■ **What the task requires**: A complete and exact copy of the data below is required.

■ **Information supplied**:
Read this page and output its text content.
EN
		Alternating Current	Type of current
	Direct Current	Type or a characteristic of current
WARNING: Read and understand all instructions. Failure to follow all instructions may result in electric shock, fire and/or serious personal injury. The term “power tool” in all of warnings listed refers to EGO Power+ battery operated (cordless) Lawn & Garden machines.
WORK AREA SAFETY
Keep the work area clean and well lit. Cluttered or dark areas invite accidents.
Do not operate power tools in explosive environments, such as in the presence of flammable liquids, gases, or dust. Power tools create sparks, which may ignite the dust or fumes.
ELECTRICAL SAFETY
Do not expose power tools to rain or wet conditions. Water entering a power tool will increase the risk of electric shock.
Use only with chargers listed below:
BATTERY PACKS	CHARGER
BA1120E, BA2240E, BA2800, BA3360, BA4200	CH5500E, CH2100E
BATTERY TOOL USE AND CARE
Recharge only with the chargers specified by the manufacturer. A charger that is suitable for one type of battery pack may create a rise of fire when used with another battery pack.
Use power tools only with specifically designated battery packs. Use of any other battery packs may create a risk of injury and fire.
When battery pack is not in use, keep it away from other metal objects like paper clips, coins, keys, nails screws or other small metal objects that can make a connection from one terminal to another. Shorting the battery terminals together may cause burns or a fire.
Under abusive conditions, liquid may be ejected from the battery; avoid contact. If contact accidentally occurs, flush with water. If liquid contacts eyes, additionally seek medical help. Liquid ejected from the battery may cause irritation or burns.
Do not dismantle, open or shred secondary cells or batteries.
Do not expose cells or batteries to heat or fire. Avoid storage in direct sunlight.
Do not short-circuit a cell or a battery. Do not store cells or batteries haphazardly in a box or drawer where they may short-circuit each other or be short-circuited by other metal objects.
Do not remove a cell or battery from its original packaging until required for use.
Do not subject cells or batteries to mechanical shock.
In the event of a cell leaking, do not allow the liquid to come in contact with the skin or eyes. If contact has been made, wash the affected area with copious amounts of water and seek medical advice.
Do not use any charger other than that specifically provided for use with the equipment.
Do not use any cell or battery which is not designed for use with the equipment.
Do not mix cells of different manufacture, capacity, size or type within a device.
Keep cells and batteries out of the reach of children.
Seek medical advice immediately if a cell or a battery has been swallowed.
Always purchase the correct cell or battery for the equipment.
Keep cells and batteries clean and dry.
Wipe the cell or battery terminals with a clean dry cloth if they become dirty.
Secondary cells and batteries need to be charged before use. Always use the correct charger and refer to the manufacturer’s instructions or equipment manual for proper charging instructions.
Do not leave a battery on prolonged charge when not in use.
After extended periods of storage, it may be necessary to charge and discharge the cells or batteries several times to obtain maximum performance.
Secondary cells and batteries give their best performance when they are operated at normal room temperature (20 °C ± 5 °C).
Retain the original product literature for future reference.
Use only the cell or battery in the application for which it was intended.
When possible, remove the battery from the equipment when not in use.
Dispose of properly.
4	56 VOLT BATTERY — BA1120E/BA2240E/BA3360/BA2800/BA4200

■ **Expected output**:
Read this page and output its text content.
EN
		Alternating Current	Type of current
	Direct Current	Type or a characteristic of current
WARNING: Read and understand all instructions. Failure to follow all instructions may result in electric shock, fire and/or serious personal injury. The term “power tool” in all of warnings listed refers to EGO Power+ battery operated (cordless) Lawn & Garden machines.
WORK AREA SAFETY
Keep the work area clean and well lit. Cluttered or dark areas invite accidents.
Do not operate power tools in explosive environments, such as in the presence of flammable liquids, gases, or dust. Power tools create sparks, which may ignite the dust or fumes.
ELECTRICAL SAFETY
Do not expose power tools to rain or wet conditions. Water entering a power tool will increase the risk of electric shock.
Use only with chargers listed below:
BATTERY PACKS	CHARGER
BA1120E, BA2240E, BA2800, BA3360, BA4200	CH5500E, CH2100E
BATTERY TOOL USE AND CARE
Recharge only with the chargers specified by the manufacturer. A charger that is suitable for one type of battery pack may create a rise of fire when used with another battery pack.
Use power tools only with specifically designated battery packs. Use of any other battery packs may create a risk of injury and fire.
When battery pack is not in use, keep it away from other metal objects like paper clips, coins, keys, nails screws or other small metal objects that can make a connection from one terminal to another. Shorting the battery terminals together may cause burns or a fire.
Under abusive conditions, liquid may be ejected from the battery; avoid contact. If contact accidentally occurs, flush with water. If liquid contacts eyes, additionally seek medical help. Liquid ejected from the battery may cause irritation or burns.
Do not dismantle, open or shred secondary cells or batteries.
Do not expose cells or batteries to heat or fire. Avoid storage in direct sunlight.
Do not short-circuit a cell or a battery. Do not store cells or batteries haphazardly in a box or drawer where they may short-circuit each other or be short-circuited by other metal objects.
Do not remove a cell or battery from its original packaging until required for use.
Do not subject cells or batteries to mechanical shock.
In the event of a cell leaking, do not allow the liquid to come in contact with the skin or eyes. If contact has been made, wash the affected area with copious amounts of water and seek medical advice.
Do not use any charger other than that specifically provided for use with the equipment.
Do not use any cell or battery which is not designed for use with the equipment.
Do not mix cells of different manufacture, capacity, size or type within a device.
Keep cells and batteries out of the reach of children.
Seek medical advice immediately if a cell or a battery has been swallowed.
Always purchase the correct cell or battery for the equipment.
Keep cells and batteries clean and dry.
Wipe the cell or battery terminals with a clean dry cloth if they become dirty.
Secondary cells and batteries need to be charged before use. Always use the correct charger and refer to the manufacturer’s instructions or equipment manual for proper charging instructions.
Do not leave a battery on prolonged charge when not in use.
After extended periods of storage, it may be necessary to charge and discharge the cells or batteries several times to obtain maximum performance.
Secondary cells and batteries give their best performance when they are operated at normal room temperature (20 °C ± 5 °C).
Retain the original product literature for future reference.
Use only the cell or battery in the application for which it was intended.
When possible, remove the battery from the equipment when not in use.
Dispose of properly.
4	56 VOLT BATTERY — BA1120E/BA2240E/BA3360/BA2800/BA4200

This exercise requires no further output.